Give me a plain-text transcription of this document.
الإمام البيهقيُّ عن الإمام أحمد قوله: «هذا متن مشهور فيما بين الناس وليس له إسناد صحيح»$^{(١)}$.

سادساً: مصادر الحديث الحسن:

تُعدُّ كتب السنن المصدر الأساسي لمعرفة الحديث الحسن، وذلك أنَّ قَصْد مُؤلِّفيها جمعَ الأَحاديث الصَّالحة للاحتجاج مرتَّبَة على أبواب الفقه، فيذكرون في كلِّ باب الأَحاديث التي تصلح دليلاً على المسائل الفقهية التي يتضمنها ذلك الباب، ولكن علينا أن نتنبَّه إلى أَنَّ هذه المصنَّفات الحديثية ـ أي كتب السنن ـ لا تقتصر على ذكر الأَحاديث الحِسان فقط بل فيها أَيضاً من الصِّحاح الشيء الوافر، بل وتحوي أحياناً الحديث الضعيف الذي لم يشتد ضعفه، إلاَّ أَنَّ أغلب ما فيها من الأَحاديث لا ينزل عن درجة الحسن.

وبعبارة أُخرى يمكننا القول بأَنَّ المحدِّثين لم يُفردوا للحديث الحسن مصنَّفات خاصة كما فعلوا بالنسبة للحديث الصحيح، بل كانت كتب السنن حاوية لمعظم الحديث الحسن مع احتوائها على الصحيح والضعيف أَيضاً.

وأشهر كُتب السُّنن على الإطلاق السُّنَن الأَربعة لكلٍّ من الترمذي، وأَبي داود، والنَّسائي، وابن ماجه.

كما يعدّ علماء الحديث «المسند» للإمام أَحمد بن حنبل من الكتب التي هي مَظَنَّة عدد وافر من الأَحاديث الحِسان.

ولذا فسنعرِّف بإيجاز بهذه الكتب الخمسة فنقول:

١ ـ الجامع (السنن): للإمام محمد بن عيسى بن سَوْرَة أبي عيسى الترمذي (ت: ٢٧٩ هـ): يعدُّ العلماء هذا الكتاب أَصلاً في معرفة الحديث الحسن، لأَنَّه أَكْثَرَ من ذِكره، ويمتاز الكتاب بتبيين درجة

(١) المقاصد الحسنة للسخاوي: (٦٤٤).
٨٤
-------
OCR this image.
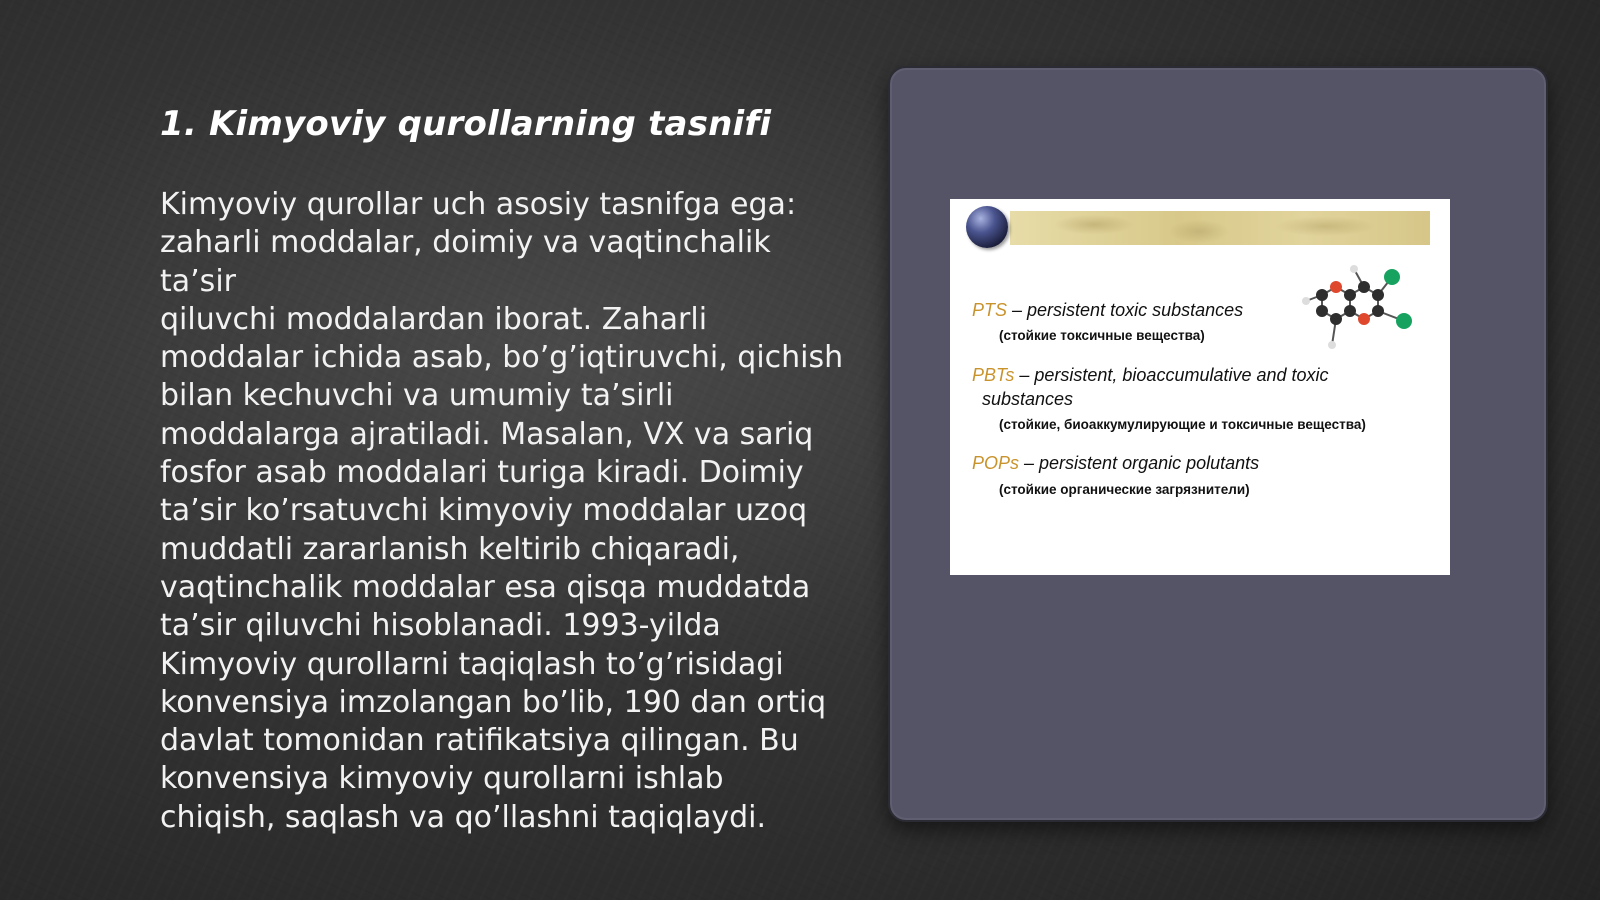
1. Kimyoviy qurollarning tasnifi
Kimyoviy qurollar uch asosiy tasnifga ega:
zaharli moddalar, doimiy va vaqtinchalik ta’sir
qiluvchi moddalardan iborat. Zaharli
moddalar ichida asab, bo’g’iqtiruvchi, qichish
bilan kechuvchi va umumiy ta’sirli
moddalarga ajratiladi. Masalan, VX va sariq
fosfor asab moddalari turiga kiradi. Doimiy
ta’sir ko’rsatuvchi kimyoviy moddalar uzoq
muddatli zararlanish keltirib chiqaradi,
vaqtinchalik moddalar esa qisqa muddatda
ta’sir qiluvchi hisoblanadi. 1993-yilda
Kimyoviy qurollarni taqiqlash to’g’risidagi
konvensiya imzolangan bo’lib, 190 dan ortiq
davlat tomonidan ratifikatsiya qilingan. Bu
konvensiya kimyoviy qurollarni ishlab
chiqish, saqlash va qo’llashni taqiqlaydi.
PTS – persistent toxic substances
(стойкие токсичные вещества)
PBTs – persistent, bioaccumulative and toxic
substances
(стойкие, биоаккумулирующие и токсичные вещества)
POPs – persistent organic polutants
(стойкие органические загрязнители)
-------
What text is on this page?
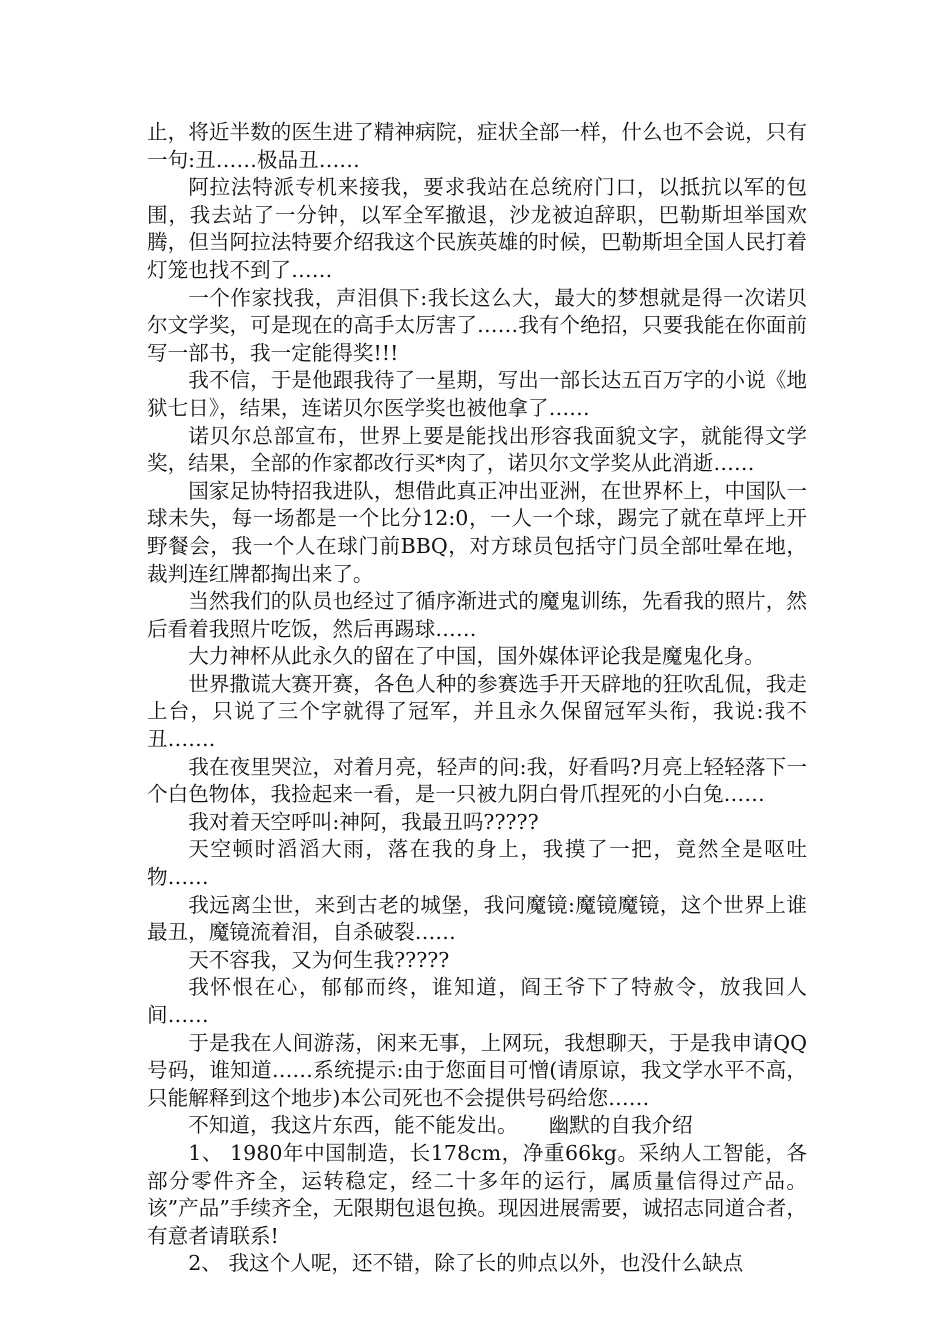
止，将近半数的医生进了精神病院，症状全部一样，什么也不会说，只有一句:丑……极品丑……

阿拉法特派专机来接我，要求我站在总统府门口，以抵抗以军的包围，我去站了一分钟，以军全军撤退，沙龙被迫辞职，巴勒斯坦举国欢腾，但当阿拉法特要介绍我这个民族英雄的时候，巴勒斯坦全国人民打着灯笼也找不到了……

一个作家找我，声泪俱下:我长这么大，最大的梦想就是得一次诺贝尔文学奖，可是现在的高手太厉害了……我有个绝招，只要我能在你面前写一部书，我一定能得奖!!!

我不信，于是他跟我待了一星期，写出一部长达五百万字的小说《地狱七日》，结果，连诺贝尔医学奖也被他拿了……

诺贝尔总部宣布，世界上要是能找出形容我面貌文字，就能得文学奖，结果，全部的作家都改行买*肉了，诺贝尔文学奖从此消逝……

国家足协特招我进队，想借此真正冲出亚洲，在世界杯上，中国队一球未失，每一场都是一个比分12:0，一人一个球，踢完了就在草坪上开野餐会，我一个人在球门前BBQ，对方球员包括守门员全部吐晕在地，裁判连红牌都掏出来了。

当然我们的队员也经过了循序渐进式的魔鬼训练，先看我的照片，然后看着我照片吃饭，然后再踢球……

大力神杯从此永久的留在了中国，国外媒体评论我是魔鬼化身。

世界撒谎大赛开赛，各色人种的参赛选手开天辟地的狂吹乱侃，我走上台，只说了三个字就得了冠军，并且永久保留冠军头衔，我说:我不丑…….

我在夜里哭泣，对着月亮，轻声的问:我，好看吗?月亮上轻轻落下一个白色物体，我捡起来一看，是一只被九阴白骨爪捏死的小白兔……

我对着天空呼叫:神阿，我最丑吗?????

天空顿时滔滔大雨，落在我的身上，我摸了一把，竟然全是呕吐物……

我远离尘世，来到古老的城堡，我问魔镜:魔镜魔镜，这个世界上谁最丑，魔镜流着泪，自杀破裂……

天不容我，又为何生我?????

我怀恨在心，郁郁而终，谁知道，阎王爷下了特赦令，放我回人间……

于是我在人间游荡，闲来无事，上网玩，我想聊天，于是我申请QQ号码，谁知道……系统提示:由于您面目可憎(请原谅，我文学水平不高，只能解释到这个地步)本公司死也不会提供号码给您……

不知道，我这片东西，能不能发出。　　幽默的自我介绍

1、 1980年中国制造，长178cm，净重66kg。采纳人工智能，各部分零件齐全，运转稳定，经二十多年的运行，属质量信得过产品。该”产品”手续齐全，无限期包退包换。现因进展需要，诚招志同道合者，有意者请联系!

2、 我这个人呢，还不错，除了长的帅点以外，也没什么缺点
-------
(Goal):
Read the entries above, then pull out the lines that include "الكتب".

(Task result):
كما يعدّ علماء الحديث «المسند» للإمام أَحمد بن حنبل من الكتب التي هي مَظَنَّة عدد وافر من الأَحاديث الحِسان.
ولذا فسنعرِّف بإيجاز بهذه الكتب الخمسة فنقول:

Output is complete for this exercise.